## Exercise goal:
Answer with one number: how many lines hold "exposición".

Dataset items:
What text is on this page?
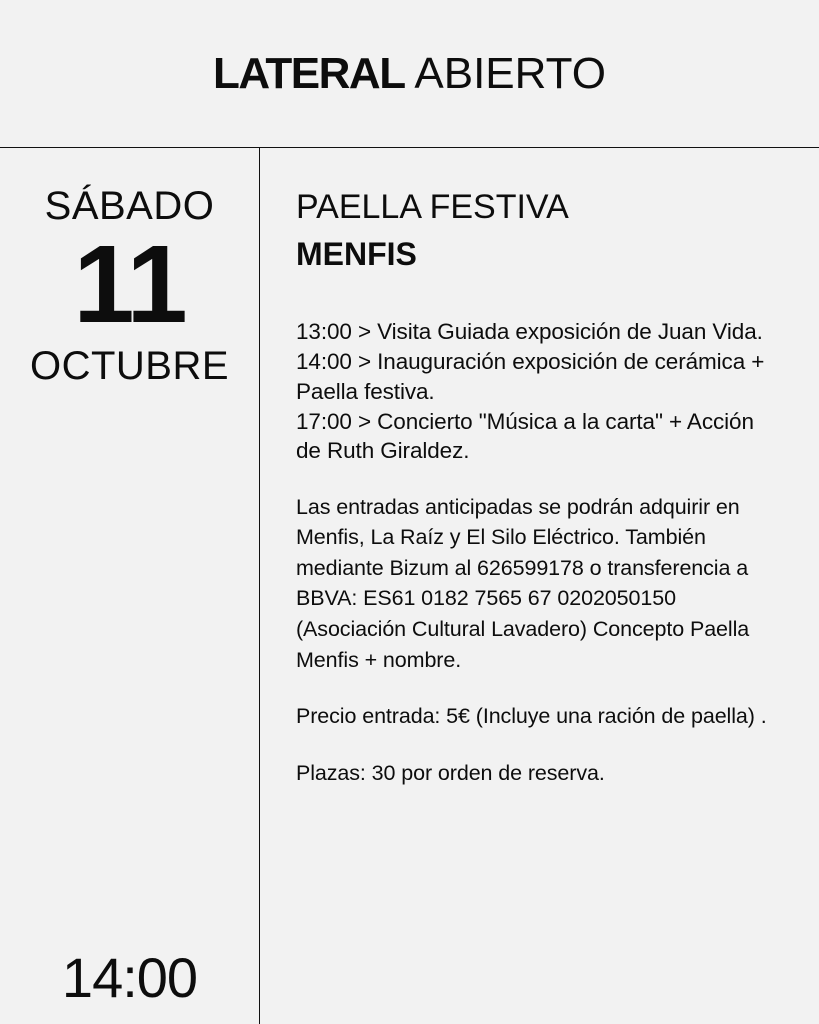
LATERAL ABIERTO
SÁBADO
11
OCTUBRE
14:00
PAELLA FESTIVA
MENFIS
13:00 > Visita Guiada exposición de Juan Vida.
14:00 > Inauguración exposición de cerámica + Paella festiva.
17:00 > Concierto "Música a la carta" + Acción de Ruth Giraldez.

Las entradas anticipadas se podrán adquirir en Menfis, La Raíz y El Silo Eléctrico. También mediante Bizum al 626599178 o transferencia a BBVA: ES61 0182 7565 67 0202050150 (Asociación Cultural Lavadero) Concepto Paella Menfis + nombre.

Precio entrada: 5€ (Incluye una ración de paella) .

Plazas: 30 por orden de reserva.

## The output:
2